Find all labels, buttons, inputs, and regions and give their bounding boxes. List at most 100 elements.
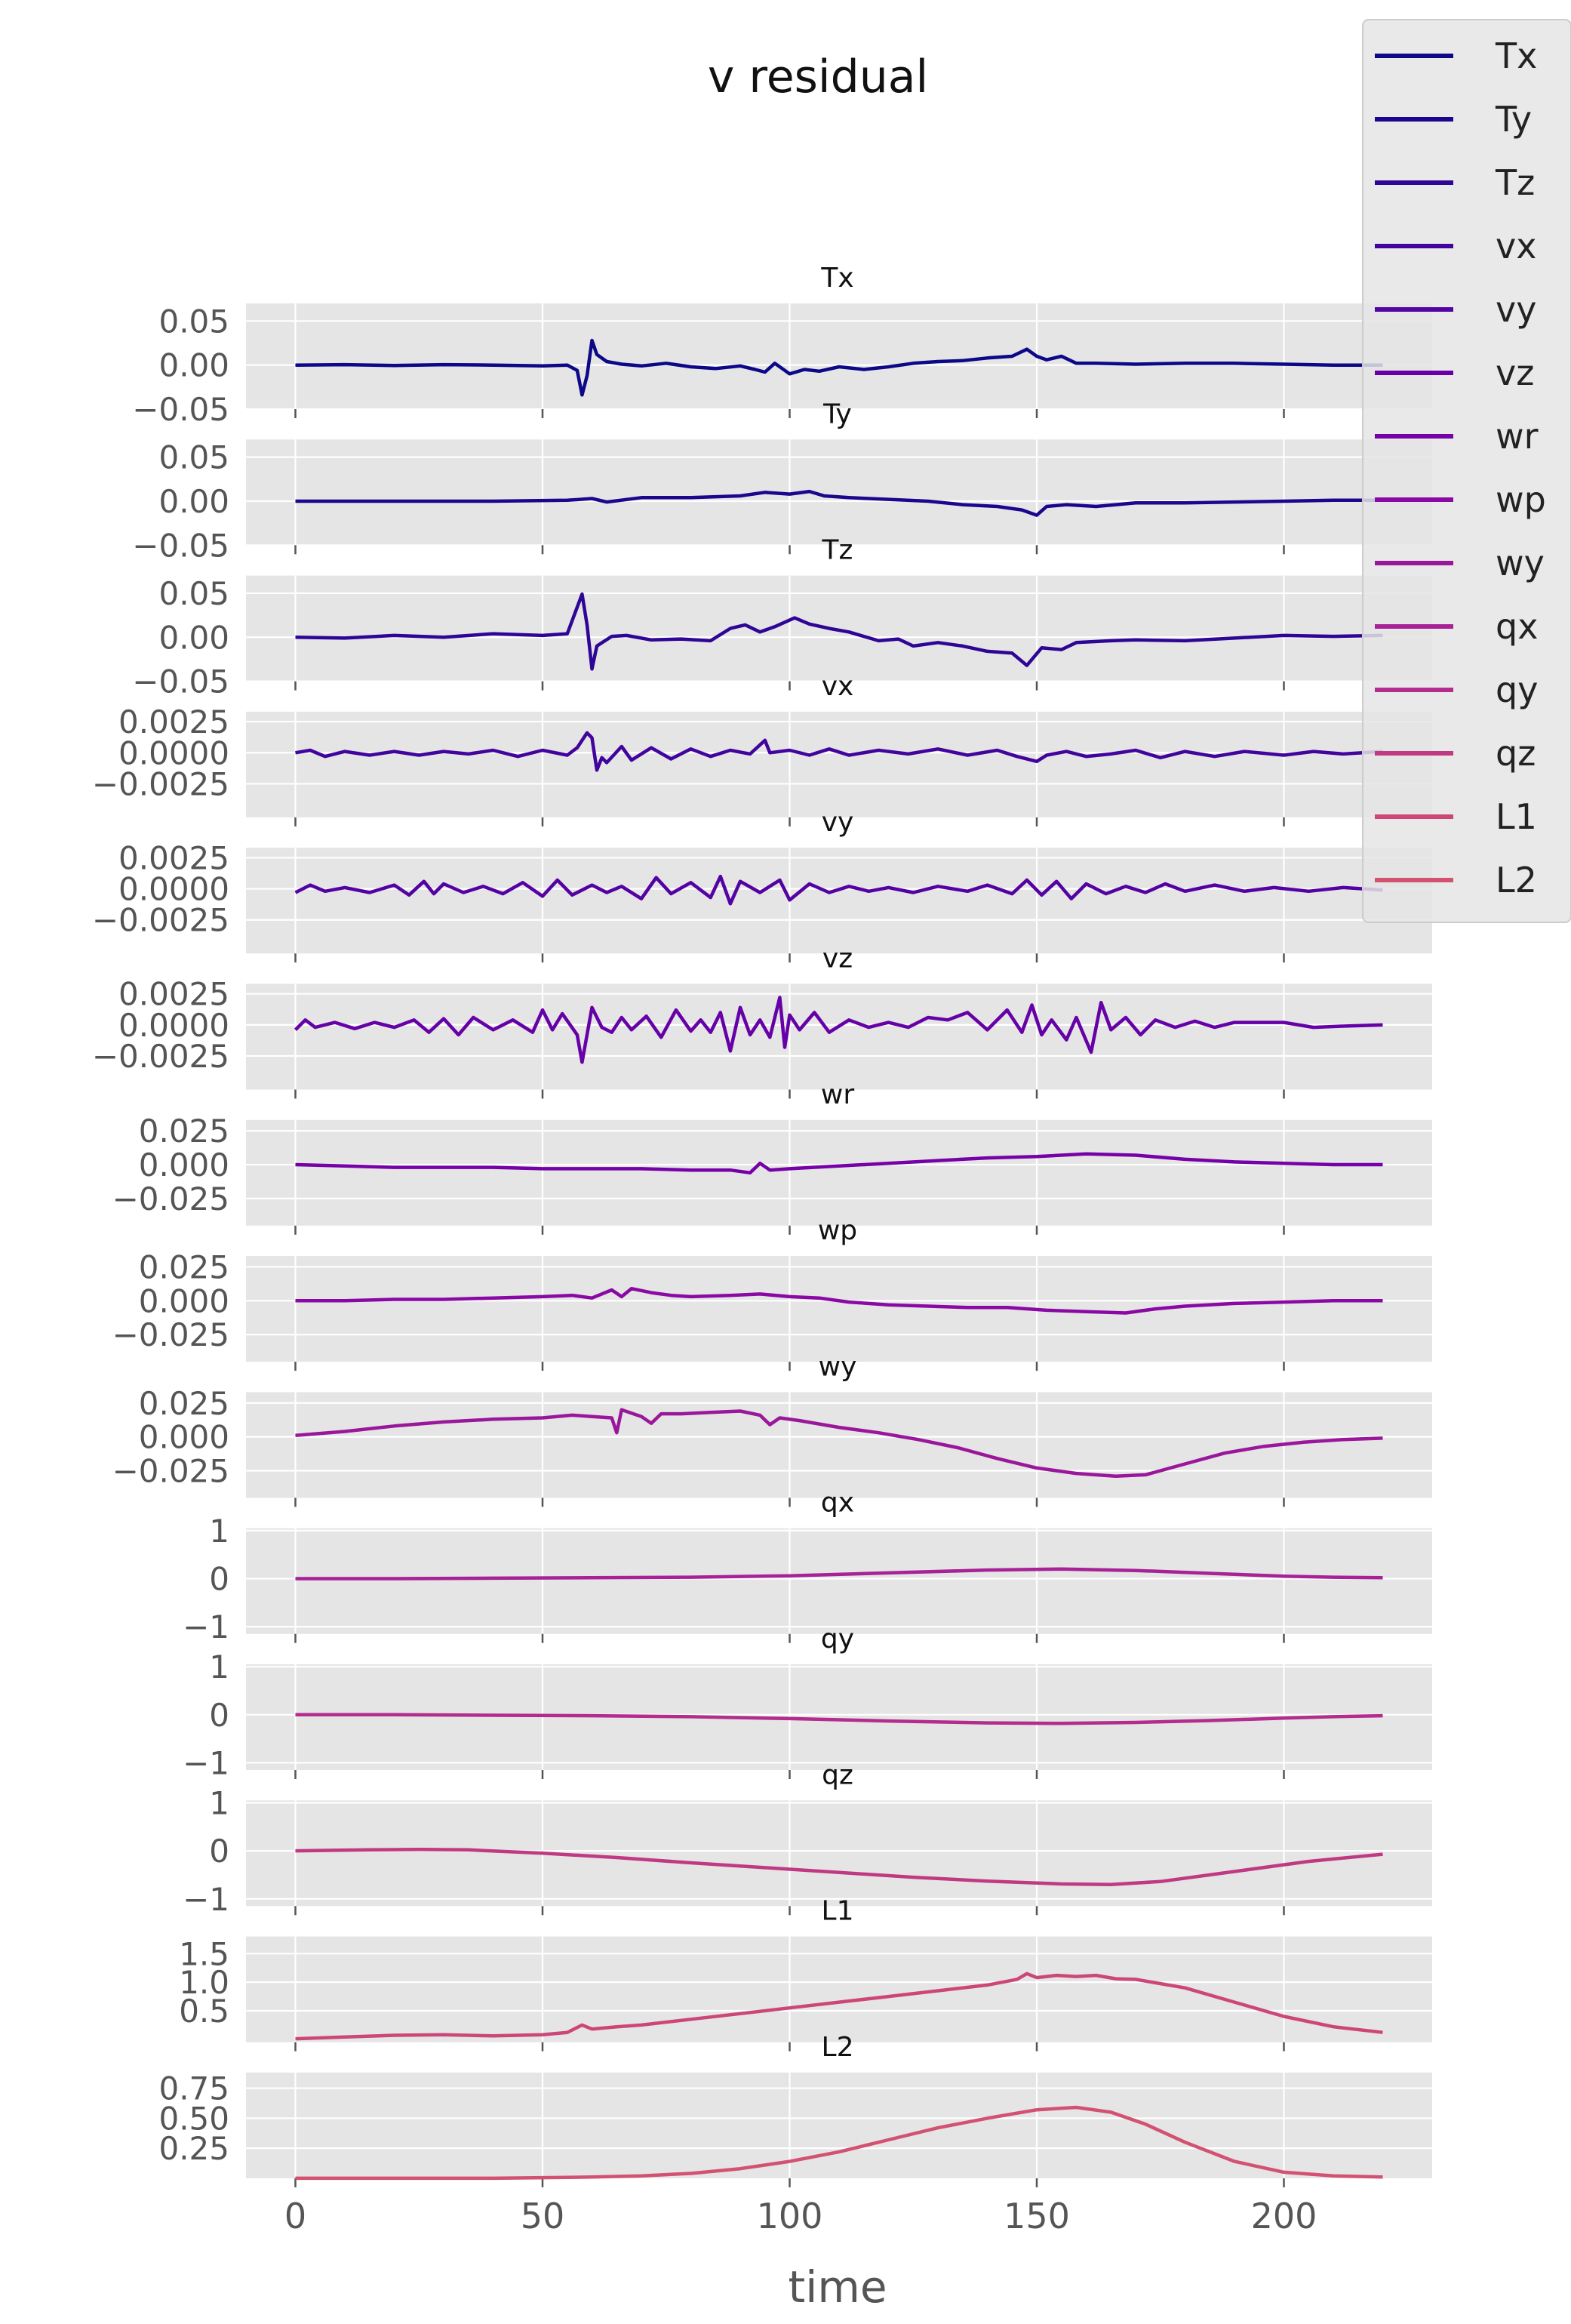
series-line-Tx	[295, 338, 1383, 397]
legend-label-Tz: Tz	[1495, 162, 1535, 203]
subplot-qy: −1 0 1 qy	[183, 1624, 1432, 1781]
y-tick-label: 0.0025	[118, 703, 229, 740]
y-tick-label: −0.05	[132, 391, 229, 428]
-.-.-
**Do this**
Reproduce all of the material above word for word, omitting the picture.

**The answer**
Find all labels, buttons, inputs, and regions and give their bounding boxes. List at most 100 elements.
series-line-Tx	[295, 338, 1383, 397]
legend-label-Tz: Tz	[1495, 162, 1535, 203]
subplot-qy: −1 0 1 qy	[183, 1624, 1432, 1781]
y-tick-label: 0.0025	[118, 703, 229, 740]
y-tick-label: −0.05	[132, 391, 229, 428]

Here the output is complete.